• _Written instruction_: Every line that holds the string "Women" is to be identified and copied.

[Data records]
[start]
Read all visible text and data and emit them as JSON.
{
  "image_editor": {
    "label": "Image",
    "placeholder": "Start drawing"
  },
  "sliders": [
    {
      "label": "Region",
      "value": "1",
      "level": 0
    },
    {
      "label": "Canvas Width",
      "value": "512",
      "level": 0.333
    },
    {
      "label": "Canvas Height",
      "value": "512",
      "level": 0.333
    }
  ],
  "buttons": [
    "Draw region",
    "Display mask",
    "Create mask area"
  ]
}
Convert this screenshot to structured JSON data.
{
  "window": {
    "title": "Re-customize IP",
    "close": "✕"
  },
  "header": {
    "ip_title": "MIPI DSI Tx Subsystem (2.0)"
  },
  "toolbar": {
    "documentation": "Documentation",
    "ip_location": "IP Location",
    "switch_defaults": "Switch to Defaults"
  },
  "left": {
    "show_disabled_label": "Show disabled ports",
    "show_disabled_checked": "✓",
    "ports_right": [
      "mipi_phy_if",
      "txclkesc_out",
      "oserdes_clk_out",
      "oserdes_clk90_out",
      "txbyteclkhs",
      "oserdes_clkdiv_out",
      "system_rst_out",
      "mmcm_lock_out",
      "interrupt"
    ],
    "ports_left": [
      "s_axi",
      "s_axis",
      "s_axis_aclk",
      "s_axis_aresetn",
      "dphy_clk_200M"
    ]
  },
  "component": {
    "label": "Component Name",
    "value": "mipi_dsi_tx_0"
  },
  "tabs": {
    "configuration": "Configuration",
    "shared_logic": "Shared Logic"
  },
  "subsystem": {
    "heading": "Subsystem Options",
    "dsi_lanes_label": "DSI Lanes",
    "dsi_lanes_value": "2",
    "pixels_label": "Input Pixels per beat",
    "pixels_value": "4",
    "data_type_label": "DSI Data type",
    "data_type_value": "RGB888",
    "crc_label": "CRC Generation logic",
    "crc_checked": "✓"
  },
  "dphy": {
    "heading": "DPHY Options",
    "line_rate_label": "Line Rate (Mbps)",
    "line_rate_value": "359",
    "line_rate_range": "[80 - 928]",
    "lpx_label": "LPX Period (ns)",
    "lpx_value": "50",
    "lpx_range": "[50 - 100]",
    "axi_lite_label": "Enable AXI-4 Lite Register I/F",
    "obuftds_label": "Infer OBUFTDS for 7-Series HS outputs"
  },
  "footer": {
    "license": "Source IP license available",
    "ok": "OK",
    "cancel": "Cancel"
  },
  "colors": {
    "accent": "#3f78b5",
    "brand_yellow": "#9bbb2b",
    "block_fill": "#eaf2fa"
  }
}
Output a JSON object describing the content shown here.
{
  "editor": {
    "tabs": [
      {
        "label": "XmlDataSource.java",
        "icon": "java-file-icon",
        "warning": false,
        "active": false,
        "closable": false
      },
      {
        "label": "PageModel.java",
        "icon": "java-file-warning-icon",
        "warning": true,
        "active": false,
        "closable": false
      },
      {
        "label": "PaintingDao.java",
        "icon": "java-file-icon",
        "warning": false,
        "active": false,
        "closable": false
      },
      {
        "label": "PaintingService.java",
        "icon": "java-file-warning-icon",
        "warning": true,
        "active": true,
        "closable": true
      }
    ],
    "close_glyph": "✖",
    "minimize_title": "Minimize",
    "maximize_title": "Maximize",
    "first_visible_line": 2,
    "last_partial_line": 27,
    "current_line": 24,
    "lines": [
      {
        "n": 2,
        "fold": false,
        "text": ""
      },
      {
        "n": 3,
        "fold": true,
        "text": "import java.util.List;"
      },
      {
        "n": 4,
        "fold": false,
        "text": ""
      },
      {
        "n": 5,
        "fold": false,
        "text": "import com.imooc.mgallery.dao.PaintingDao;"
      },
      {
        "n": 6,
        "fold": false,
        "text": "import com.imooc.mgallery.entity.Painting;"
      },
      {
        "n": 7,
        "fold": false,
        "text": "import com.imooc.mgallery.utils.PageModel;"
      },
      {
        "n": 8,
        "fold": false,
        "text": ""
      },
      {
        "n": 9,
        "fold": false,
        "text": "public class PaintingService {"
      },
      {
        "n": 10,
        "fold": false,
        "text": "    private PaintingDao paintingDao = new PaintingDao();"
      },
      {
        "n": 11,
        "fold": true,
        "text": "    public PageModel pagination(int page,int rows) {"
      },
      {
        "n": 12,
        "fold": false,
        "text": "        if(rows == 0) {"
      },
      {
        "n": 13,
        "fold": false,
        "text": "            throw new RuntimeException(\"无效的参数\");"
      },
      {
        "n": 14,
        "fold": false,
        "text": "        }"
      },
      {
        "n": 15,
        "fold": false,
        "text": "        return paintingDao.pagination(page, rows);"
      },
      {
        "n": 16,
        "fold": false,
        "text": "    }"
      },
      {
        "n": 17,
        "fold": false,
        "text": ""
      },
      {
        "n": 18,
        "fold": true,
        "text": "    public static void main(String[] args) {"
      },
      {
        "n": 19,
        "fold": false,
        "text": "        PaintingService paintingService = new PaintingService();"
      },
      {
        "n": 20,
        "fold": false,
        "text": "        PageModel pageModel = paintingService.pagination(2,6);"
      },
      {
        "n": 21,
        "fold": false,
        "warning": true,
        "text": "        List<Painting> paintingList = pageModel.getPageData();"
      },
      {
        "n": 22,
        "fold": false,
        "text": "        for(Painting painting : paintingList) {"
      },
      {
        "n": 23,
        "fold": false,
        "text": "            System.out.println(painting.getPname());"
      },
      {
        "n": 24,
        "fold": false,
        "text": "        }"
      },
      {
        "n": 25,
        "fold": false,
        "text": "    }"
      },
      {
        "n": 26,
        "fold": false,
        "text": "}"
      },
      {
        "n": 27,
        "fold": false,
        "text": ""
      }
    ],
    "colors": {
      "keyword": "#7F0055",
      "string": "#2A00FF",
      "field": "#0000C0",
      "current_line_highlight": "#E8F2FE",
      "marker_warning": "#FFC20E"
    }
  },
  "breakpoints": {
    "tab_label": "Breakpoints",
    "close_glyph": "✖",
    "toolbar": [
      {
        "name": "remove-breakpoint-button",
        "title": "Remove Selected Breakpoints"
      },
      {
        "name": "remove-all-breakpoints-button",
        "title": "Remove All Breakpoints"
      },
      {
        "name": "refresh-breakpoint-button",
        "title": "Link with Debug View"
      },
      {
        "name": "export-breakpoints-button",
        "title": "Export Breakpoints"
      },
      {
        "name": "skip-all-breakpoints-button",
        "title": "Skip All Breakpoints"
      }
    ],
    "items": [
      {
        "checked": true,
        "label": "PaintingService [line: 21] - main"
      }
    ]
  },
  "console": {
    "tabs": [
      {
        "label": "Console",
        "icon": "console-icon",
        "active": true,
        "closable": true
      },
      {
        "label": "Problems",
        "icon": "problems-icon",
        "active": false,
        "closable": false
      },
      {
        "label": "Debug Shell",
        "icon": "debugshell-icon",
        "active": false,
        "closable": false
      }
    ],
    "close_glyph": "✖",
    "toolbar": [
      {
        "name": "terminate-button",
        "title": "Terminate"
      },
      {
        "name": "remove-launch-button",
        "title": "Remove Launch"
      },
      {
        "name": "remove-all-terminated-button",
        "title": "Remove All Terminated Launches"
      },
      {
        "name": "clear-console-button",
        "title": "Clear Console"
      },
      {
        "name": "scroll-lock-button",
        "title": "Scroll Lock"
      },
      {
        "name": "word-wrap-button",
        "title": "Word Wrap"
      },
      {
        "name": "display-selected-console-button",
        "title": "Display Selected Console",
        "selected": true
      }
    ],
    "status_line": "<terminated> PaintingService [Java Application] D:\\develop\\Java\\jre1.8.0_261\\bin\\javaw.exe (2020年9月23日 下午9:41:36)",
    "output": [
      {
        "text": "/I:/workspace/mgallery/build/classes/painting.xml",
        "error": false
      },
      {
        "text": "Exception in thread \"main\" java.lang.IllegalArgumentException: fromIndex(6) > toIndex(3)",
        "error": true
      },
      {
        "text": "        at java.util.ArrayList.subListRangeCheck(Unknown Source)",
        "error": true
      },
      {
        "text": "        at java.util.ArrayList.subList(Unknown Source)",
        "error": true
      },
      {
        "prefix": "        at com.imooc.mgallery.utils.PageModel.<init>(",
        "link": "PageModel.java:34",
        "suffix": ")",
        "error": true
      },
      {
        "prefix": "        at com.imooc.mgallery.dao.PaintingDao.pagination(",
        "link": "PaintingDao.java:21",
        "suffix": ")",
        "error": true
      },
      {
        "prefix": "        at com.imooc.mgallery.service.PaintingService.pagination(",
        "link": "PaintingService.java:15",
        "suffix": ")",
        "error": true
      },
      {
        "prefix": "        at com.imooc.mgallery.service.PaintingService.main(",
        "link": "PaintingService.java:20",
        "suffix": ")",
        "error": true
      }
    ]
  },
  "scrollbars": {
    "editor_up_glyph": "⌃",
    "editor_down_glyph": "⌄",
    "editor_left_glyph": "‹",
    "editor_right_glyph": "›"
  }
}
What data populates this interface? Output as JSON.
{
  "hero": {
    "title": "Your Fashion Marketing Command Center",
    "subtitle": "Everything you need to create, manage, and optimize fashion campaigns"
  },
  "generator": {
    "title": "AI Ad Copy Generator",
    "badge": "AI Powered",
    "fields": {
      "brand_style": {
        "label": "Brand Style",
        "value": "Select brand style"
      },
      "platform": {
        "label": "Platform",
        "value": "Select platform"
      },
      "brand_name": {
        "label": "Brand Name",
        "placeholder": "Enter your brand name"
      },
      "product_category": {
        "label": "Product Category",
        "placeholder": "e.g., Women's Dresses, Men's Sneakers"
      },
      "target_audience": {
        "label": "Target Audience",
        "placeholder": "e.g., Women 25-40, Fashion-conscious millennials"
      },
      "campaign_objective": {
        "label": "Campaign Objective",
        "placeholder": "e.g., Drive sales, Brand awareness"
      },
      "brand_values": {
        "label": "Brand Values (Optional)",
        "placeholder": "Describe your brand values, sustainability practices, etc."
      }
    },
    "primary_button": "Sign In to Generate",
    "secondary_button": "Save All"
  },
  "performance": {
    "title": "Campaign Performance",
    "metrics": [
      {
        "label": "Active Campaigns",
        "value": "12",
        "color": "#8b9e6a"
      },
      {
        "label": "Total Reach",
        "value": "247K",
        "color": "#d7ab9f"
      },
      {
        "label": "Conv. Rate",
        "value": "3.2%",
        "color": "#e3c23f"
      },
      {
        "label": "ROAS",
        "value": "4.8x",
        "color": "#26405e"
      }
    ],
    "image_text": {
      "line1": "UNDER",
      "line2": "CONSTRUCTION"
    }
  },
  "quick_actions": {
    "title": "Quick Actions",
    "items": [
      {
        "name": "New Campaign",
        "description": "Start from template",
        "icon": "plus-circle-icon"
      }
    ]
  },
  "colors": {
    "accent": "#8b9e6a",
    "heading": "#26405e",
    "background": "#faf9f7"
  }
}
[end]
• _Answer_:
        "placeholder": "e.g., Women's Dresses, Men's Sneakers"
        "placeholder": "e.g., Women 25-40, Fashion-conscious millennials"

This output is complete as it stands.